WHAT YOU HAVE TO DO>
Gather up every line that includes the string "content".

···

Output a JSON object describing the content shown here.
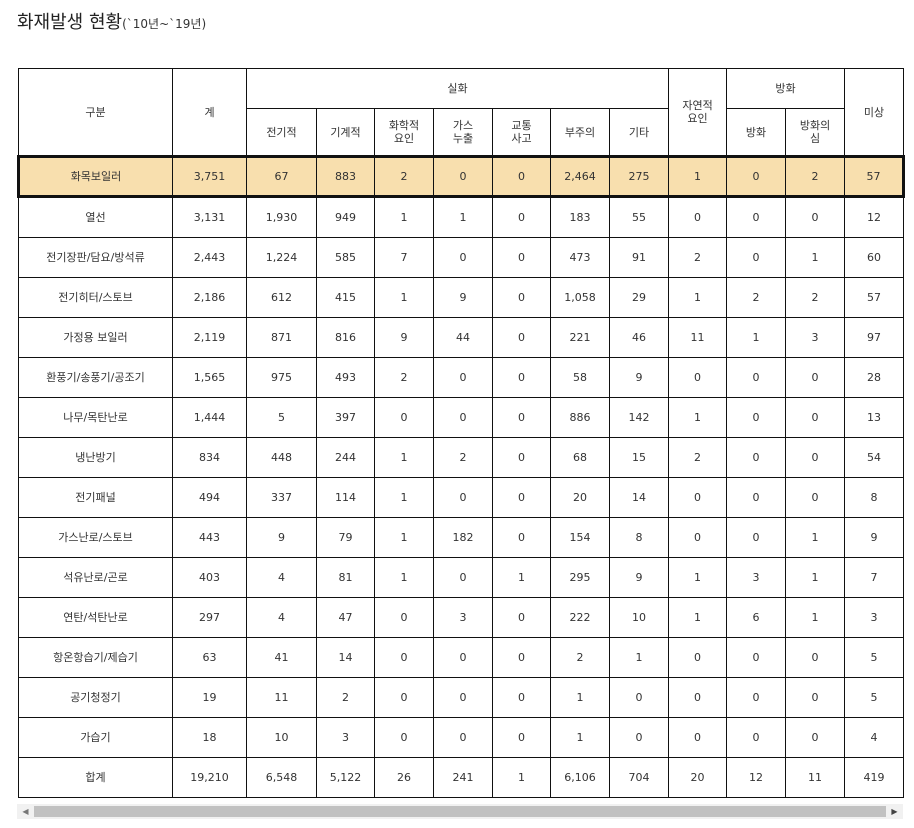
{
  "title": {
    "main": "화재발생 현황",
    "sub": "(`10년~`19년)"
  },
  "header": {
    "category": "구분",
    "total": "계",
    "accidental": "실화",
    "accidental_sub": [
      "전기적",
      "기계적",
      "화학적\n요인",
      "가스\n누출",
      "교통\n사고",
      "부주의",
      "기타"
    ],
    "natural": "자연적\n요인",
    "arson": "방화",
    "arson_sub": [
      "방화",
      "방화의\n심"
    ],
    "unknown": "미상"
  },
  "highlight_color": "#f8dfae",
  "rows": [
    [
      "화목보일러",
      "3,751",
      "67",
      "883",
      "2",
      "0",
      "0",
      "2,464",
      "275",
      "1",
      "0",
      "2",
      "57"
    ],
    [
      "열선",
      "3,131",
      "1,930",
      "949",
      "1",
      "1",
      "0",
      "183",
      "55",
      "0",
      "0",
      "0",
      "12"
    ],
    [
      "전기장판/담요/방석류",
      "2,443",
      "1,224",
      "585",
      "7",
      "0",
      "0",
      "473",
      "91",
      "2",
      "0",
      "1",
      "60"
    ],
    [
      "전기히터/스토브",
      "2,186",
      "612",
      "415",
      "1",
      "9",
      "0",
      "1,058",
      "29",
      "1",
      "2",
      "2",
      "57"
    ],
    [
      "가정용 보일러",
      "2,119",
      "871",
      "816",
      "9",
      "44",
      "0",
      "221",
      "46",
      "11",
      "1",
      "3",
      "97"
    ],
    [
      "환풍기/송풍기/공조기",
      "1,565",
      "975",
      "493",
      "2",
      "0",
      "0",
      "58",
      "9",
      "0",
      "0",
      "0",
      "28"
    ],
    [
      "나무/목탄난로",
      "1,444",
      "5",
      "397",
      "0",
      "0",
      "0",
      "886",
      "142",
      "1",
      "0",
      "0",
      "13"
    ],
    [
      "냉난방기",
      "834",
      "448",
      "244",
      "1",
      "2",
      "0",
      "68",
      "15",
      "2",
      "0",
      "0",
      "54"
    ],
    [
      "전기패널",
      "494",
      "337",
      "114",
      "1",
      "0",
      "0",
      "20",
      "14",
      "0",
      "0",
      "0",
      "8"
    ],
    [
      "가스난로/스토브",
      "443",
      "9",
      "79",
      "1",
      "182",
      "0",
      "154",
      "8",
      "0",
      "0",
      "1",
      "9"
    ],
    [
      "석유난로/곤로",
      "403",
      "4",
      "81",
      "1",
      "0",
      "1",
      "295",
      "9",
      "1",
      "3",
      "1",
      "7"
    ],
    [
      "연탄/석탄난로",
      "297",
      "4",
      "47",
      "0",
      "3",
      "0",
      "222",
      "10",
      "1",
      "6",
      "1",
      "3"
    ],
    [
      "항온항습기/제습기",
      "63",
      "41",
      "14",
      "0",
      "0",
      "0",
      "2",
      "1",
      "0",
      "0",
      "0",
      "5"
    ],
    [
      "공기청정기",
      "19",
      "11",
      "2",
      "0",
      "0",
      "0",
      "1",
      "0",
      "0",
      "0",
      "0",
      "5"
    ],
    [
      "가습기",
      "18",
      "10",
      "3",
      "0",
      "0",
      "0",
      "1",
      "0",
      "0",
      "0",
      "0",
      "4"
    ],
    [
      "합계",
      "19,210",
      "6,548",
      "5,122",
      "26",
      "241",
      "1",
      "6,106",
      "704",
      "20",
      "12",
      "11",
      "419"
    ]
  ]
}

···

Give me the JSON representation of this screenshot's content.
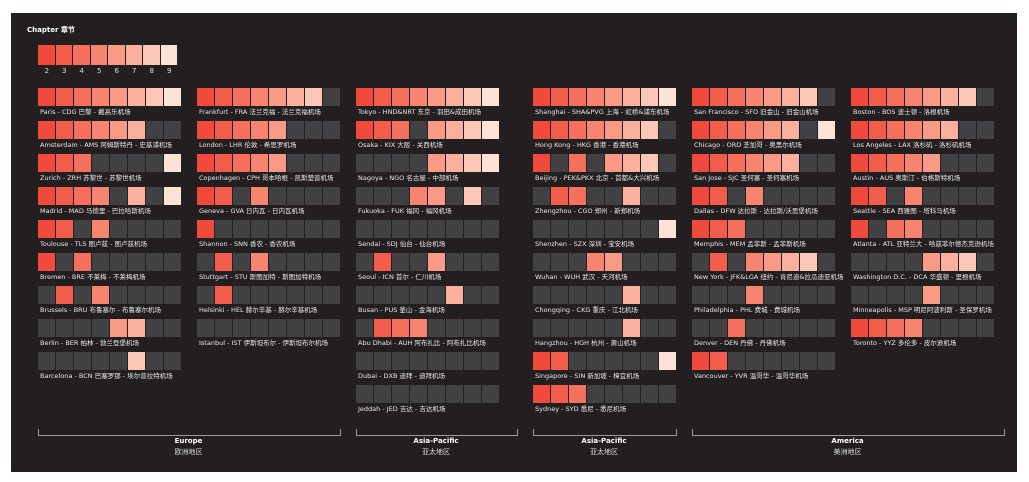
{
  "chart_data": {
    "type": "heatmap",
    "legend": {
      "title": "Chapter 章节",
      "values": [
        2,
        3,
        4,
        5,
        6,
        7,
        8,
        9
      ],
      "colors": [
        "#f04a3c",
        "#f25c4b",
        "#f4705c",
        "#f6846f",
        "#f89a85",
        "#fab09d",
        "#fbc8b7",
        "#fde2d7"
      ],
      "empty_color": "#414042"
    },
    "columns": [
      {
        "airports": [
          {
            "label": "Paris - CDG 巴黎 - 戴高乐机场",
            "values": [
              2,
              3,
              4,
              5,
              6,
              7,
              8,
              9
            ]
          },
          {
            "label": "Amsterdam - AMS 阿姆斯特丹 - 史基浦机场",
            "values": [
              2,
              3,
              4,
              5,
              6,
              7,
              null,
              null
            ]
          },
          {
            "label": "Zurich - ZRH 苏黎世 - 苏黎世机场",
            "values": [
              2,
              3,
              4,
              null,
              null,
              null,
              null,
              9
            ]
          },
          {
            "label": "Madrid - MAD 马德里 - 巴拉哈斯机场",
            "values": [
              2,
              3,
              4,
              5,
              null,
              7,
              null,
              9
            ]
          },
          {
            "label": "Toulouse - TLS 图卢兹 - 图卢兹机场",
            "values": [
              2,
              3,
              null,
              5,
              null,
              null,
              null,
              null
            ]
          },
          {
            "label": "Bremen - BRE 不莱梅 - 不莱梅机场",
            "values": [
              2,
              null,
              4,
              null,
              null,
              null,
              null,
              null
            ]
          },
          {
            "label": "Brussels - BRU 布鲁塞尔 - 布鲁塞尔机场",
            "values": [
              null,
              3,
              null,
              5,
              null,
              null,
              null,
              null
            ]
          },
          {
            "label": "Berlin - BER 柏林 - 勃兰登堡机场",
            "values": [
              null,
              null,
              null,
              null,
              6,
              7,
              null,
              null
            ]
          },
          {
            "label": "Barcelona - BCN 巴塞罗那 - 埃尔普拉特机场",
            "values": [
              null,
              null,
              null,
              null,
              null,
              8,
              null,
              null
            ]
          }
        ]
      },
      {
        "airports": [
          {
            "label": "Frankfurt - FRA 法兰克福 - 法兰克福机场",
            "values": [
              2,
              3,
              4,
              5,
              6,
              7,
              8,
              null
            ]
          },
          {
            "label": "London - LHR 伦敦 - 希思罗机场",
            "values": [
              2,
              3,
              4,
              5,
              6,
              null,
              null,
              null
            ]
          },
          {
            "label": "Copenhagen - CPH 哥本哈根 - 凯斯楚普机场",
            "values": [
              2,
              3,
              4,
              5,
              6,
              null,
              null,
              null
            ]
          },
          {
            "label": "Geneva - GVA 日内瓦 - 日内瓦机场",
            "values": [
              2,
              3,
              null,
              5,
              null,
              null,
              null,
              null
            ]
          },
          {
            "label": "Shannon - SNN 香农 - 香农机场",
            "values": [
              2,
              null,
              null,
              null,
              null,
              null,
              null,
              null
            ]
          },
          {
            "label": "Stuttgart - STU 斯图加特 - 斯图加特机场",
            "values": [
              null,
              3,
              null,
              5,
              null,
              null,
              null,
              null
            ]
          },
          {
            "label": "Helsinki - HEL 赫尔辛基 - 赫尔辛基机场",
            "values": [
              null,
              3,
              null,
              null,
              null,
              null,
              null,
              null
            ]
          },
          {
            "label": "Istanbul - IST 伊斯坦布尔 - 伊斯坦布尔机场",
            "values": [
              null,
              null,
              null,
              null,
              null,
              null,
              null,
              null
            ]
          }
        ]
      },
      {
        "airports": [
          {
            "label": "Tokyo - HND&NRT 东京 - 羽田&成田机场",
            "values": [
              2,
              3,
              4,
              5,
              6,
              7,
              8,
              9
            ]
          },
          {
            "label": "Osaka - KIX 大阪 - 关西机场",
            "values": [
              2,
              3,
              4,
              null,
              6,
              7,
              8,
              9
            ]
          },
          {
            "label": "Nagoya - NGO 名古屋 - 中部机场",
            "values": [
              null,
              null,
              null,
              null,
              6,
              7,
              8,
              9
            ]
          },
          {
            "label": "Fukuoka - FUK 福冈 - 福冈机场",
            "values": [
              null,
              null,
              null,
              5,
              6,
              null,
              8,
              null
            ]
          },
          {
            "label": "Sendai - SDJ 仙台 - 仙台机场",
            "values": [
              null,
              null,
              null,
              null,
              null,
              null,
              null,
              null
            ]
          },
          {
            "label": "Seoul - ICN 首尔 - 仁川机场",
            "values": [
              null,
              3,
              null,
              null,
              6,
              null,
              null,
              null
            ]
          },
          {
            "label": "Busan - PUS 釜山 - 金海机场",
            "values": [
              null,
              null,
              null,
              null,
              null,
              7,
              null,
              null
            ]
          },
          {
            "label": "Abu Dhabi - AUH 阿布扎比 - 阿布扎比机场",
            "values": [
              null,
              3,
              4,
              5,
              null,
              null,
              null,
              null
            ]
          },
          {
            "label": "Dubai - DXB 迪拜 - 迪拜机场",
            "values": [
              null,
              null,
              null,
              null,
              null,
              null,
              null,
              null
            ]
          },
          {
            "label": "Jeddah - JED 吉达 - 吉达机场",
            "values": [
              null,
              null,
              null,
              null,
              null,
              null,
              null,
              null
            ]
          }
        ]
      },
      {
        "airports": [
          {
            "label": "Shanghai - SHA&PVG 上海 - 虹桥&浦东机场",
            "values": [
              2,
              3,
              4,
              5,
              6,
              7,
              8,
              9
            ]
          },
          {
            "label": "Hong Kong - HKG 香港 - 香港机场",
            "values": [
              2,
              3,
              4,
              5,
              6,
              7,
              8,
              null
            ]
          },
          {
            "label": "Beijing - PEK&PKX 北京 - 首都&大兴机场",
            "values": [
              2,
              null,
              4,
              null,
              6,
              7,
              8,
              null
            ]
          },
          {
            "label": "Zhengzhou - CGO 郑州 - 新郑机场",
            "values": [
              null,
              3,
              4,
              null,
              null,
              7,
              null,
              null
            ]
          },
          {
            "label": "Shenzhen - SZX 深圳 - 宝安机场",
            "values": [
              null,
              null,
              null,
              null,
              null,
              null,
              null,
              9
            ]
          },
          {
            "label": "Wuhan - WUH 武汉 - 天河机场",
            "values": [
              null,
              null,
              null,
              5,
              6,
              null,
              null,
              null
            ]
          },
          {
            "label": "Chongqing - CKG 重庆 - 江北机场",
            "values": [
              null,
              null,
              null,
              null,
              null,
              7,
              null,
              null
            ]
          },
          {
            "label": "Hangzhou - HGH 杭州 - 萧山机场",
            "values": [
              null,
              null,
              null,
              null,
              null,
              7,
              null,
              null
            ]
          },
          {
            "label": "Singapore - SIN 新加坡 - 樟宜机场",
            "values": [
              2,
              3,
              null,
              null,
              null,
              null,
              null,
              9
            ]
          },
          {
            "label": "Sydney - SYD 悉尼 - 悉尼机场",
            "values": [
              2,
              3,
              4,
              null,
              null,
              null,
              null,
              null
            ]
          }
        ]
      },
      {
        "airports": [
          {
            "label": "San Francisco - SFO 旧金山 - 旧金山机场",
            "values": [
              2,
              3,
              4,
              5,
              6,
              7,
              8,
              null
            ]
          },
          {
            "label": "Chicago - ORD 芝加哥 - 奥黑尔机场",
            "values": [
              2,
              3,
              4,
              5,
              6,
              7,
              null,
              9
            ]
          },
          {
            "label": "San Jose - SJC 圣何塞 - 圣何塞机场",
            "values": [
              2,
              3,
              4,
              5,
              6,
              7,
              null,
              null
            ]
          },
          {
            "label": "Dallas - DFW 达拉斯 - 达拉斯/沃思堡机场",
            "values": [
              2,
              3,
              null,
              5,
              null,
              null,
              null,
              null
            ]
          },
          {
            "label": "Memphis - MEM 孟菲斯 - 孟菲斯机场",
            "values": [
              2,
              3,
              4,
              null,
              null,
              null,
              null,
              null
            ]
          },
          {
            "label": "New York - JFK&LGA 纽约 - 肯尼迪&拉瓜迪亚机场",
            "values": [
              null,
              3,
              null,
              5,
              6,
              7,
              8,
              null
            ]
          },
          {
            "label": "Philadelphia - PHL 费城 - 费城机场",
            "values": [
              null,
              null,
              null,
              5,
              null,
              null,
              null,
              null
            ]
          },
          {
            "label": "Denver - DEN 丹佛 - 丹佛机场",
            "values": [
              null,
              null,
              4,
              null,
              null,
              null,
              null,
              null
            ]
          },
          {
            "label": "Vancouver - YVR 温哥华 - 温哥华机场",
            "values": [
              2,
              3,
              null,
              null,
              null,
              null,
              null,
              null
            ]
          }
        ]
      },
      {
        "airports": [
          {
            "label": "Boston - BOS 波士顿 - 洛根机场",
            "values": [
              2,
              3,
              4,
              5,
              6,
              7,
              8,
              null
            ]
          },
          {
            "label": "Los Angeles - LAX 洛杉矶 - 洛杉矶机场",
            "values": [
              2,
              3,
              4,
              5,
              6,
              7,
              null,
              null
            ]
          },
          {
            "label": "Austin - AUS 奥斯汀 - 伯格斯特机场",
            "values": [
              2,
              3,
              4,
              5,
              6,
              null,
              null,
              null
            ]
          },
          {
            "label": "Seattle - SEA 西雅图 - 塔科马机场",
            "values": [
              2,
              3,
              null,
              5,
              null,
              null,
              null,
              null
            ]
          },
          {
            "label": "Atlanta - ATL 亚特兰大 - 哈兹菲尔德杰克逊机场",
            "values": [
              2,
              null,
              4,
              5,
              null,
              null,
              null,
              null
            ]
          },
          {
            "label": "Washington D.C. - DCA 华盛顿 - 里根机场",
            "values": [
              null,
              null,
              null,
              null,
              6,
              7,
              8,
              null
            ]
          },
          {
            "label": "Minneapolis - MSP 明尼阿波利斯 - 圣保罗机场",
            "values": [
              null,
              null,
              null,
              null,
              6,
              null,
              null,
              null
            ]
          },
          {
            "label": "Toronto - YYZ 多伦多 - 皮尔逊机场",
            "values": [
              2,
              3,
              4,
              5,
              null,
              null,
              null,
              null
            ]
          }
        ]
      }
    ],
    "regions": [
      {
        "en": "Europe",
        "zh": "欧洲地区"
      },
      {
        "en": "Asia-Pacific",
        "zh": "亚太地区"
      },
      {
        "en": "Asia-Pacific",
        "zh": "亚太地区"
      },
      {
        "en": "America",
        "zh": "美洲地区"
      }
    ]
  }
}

···

SOLUTION FOR THIS TASK>
Output a JSON object describing the content shown here.
Give me the JSON representation of this screenshot's content.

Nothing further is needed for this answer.